Pick out all lines of the entries that include the word "جرائم" and copy them.

START Data for this task

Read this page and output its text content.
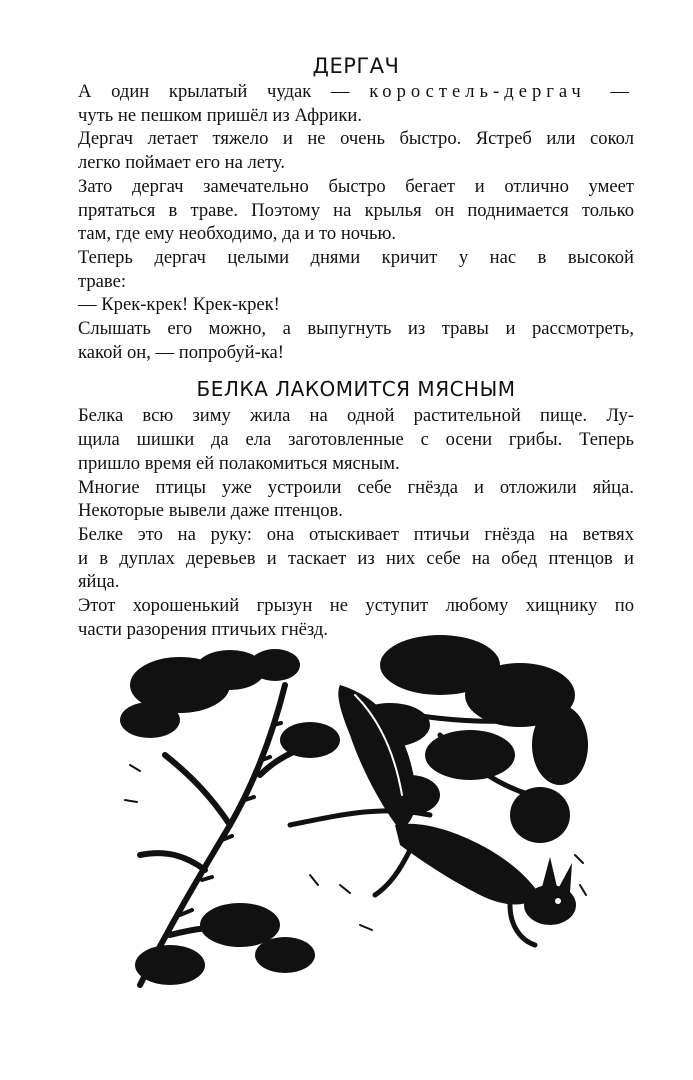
ДЕРГАЧ

А один крылатый чудак — коростель-дергач —
чуть не пешком пришёл из Африки.

Дергач летает тяжело и не очень быстро. Ястреб или сокол
легко поймает его на лету.

Зато дергач замечательно быстро бегает и отлично умеет
прятаться в траве. Поэтому на крылья он поднимается только
там, где ему необходимо, да и то ночью.

Теперь дергач целыми днями кричит у нас в высокой
траве:

— Крек-крек! Крек-крек!

Слышать его можно, а выпугнуть из травы и рассмотреть,
какой он, — попробуй-ка!

БЕЛКА ЛАКОМИТСЯ МЯСНЫМ

Белка всю зиму жила на одной растительной пище. Лу-
щила шишки да ела заготовленные с осени грибы. Теперь
пришло время ей полакомиться мясным.

Многие птицы уже устроили себе гнёзда и отложили яйца.
Некоторые вывели даже птенцов.

Белке это на руку: она отыскивает птичьи гнёзда на ветвях
и в дуплах деревьев и таскает из них себе на обед птенцов и
яйца.

Этот хорошенький грызун не уступит любому хищнику по
части разорения птичьих гнёзд.
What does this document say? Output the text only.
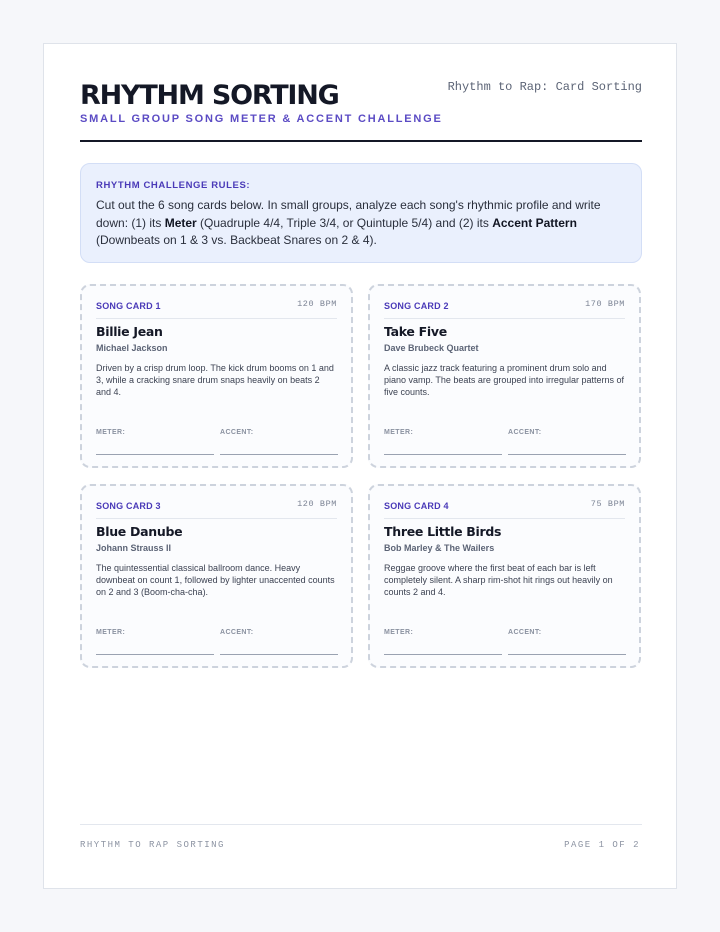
RHYTHM SORTING
SMALL GROUP SONG METER & ACCENT CHALLENGE
Rhythm to Rap: Card Sorting
RHYTHM CHALLENGE RULES:
Cut out the 6 song cards below. In small groups, analyze each song's rhythmic profile and write down: (1) its Meter (Quadruple 4/4, Triple 3/4, or Quintuple 5/4) and (2) its Accent Pattern (Downbeats on 1 & 3 vs. Backbeat Snares on 2 & 4).
SONG CARD 1	120 BPM
Billie Jean
Michael Jackson
Driven by a crisp drum loop. The kick drum booms on 1 and 3, while a cracking snare drum snaps heavily on beats 2 and 4.
METER:	ACCENT:
SONG CARD 2	170 BPM
Take Five
Dave Brubeck Quartet
A classic jazz track featuring a prominent drum solo and piano vamp. The beats are grouped into irregular patterns of five counts.
METER:	ACCENT:
SONG CARD 3	120 BPM
Blue Danube
Johann Strauss II
The quintessential classical ballroom dance. Heavy downbeat on count 1, followed by lighter unaccented counts on 2 and 3 (Boom-cha-cha).
METER:	ACCENT:
SONG CARD 4	75 BPM
Three Little Birds
Bob Marley & The Wailers
Reggae groove where the first beat of each bar is left completely silent. A sharp rim-shot hit rings out heavily on counts 2 and 4.
METER:	ACCENT:
RHYTHM TO RAP SORTING	PAGE 1 OF 2
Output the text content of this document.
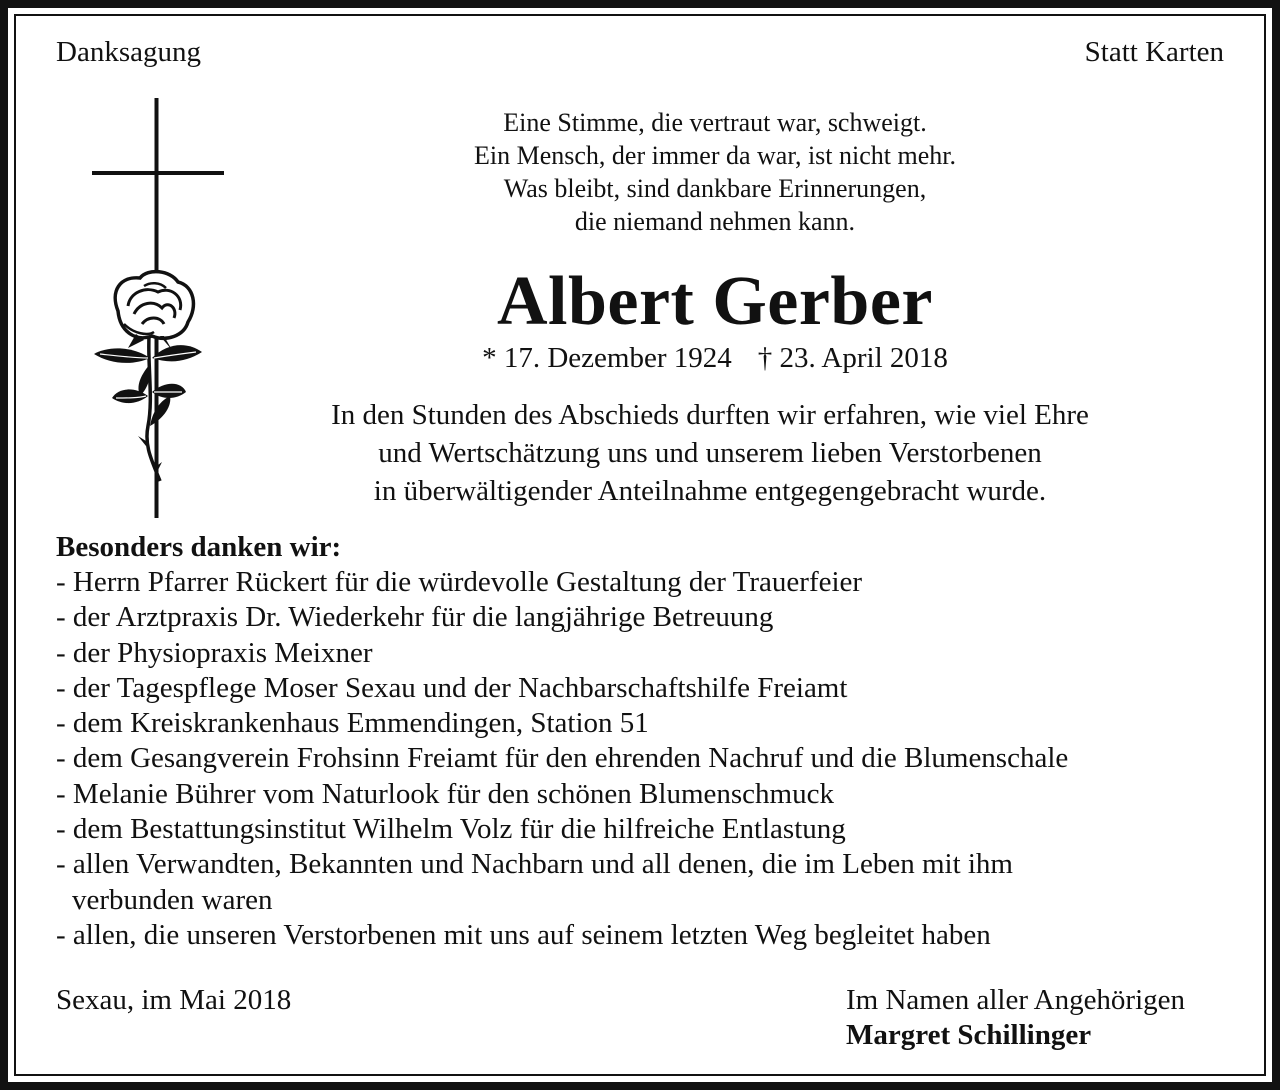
Danksagung	Statt Karten

Eine Stimme, die vertraut war, schweigt.
Ein Mensch, der immer da war, ist nicht mehr.
Was bleibt, sind dankbare Erinnerungen,
die niemand nehmen kann.
Albert Gerber
* 17. Dezember 1924 † 23. April 2018
In den Stunden des Abschieds durften wir erfahren, wie viel Ehre
und Wertschätzung uns und unserem lieben Verstorbenen
in überwältigender Anteilnahme entgegengebracht wurde.
Besonders danken wir:
- Herrn Pfarrer Rückert für die würdevolle Gestaltung der Trauerfeier
- der Arztpraxis Dr. Wiederkehr für die langjährige Betreuung
- der Physiopraxis Meixner
- der Tagespflege Moser Sexau und der Nachbarschaftshilfe Freiamt
- dem Kreiskrankenhaus Emmendingen, Station 51
- dem Gesangverein Frohsinn Freiamt für den ehrenden Nachruf und die Blumenschale
- Melanie Bührer vom Naturlook für den schönen Blumenschmuck
- dem Bestattungsinstitut Wilhelm Volz für die hilfreiche Entlastung
- allen Verwandten, Bekannten und Nachbarn und all denen, die im Leben mit ihm
verbunden waren
- allen, die unseren Verstorbenen mit uns auf seinem letzten Weg begleitet haben

Sexau, im Mai 2018	Im Namen aller Angehörigen
Margret Schillinger
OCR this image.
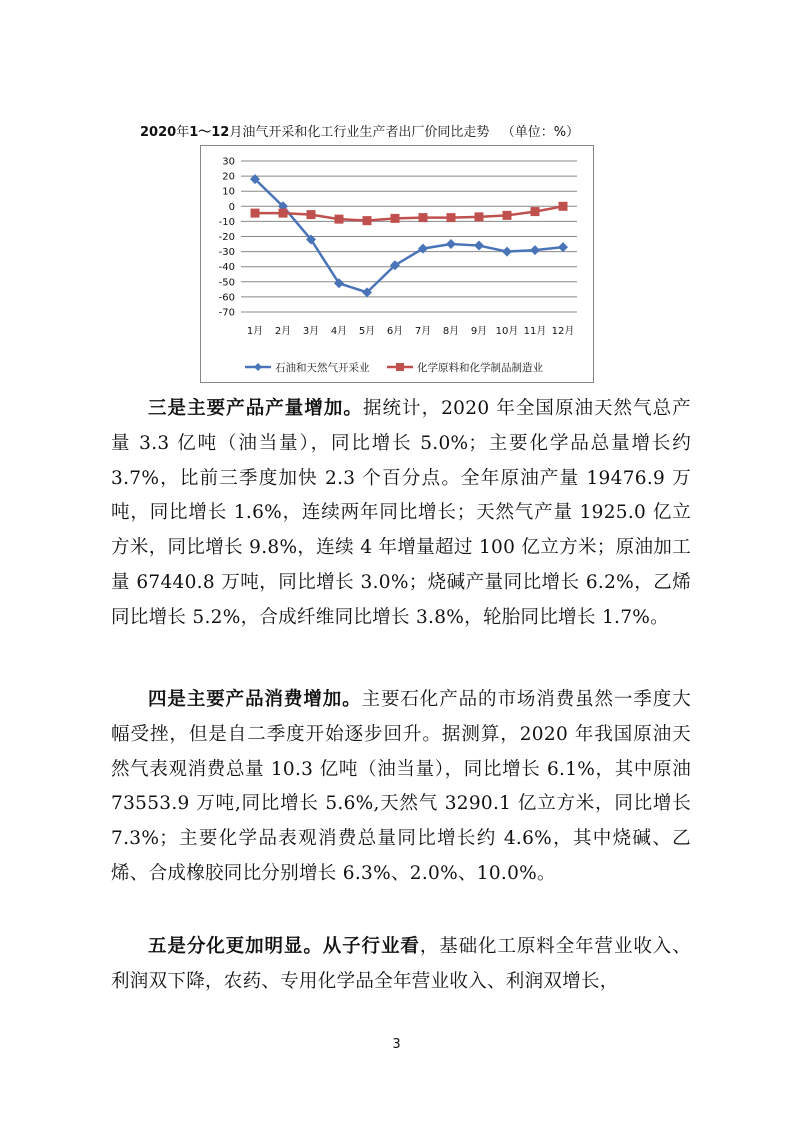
2020年1～12月油气开采和化工行业生产者出厂价同比走势 （单位：%）
30
20
10
0
-10
-20
-30
-40
-50
-60
-70
1月 2月 3月 4月 5月 6月 7月 8月 9月 10月 11月 12月
石油和天然气开采业	化学原料和化学制品制造业
三是主要产品产量增加。据统计，2020 年全国原油天然气总产量 3.3 亿吨（油当量），同比增长 5.0%；主要化学品总量增长约 3.7%，比前三季度加快 2.3 个百分点。全年原油产量 19476.9 万吨，同比增长 1.6%，连续两年同比增长；天然气产量 1925.0 亿立方米，同比增长 9.8%，连续 4 年增量超过 100 亿立方米；原油加工量 67440.8 万吨，同比增长 3.0%；烧碱产量同比增长 6.2%，乙烯同比增长 5.2%，合成纤维同比增长 3.8%，轮胎同比增长 1.7%。
四是主要产品消费增加。主要石化产品的市场消费虽然一季度大幅受挫，但是自二季度开始逐步回升。据测算，2020 年我国原油天然气表观消费总量 10.3 亿吨（油当量），同比增长 6.1%，其中原油 73553.9 万吨,同比增长 5.6%,天然气 3290.1 亿立方米，同比增长 7.3%；主要化学品表观消费总量同比增长约 4.6%，其中烧碱、乙烯、合成橡胶同比分别增长 6.3%、2.0%、10.0%。
五是分化更加明显。从子行业看，基础化工原料全年营业收入、利润双下降，农药、专用化学品全年营业收入、利润双增长，
3
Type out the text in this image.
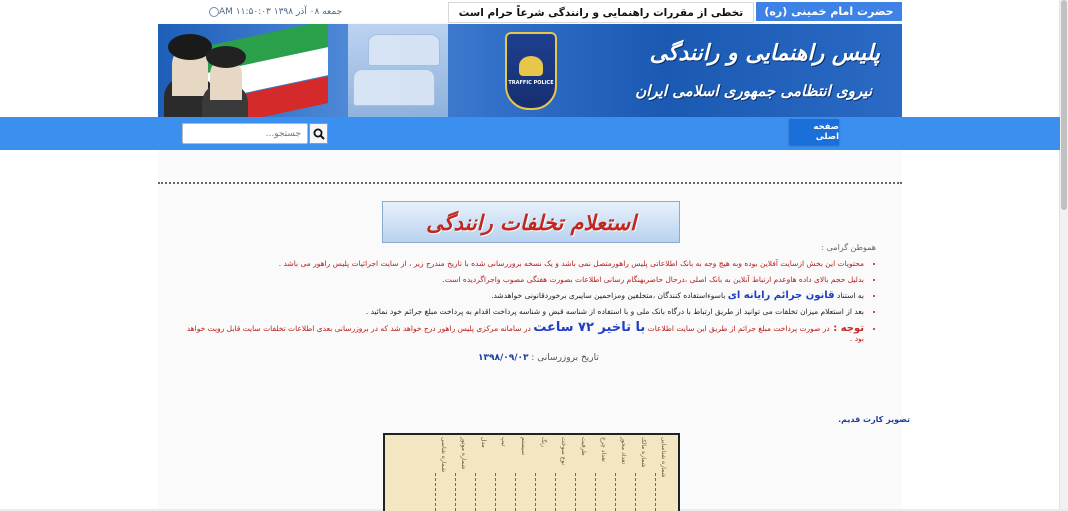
حضرت امام خمینی (ره)
تخطی از مقررات راهنمایی و رانندگی شرعاً حرام است
جمعه ۰۸ آذر ۱۳۹۸ ۱۱:۵۰:۰۳ AM
TRAFFIC POLICE
پلیس راهنمایی و رانندگی
نیروی انتظامی جمهوری اسلامی ایران
صفحه اصلی
جستجو...
استعلام تخلفات رانندگی
هموطن گرامی :
• محتویات این بخش ازسایت آفلاین بوده وبه هیچ وجه به بانک اطلاعاتی پلیس راهورمتصل نمی باشد و یک نسخه بروزرسانی شده با تاریخ مندرج زیر ، از سایت اجرائیات پلیس راهور می باشد .
• بدلیل حجم بالای داده هاوعدم ارتباط آنلاین به بانک اصلی ،درحال حاضربهنگام رسانی اطلاعات بصورت هفتگی مصوب واجراگردیده است.
• به استناد قانون جرائم رایانه ای باسوءاستفاده کنندگان ،متخلفین ومزاحمین سایبری برخوردقانونی خواهدشد.
• بعد از استعلام میزان تخلفات می توانید از طریق ارتباط با درگاه بانک ملی و با استفاده از شناسه قبض و شناسه پرداخت اقدام به پرداخت مبلغ جرائم خود نمائید .
• توجه : در صورت پرداخت مبلغ جرائم از طریق این سایت اطلاعات با تاخیر ۷۲ ساعت در سامانه مرکزی پلیس راهور درج خواهد شد که در بروزرسانی بعدی اطلاعات تخلفات سایت قابل رویت خواهد بود .
تاریخ بروزرسانی : ۱۳۹۸/۰۹/۰۳
تصویر کارت قدیم.
شماره شناسایی
شماره مالک
تعداد محور
تعداد چرخ
ظرفیت
نوع سوخت
رنگ
سیستم
تیپ
مدل
شماره موتور
شماره شاسی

END Data for this task

• Answer to the exercise
• به استناد قانون جرائم رایانه ای باسوءاستفاده کنندگان ،متخلفین ومزاحمین سایبری برخوردقانونی خواهدشد.
• بعد از استعلام میزان تخلفات می توانید از طریق ارتباط با درگاه بانک ملی و با استفاده از شناسه قبض و شناسه پرداخت اقدام به پرداخت مبلغ جرائم خود نمائید .
• توجه : در صورت پرداخت مبلغ جرائم از طریق این سایت اطلاعات با تاخیر ۷۲ ساعت در سامانه مرکزی پلیس راهور درج خواهد شد که در بروزرسانی بعدی اطلاعات تخلفات سایت قابل رویت خواهد بود .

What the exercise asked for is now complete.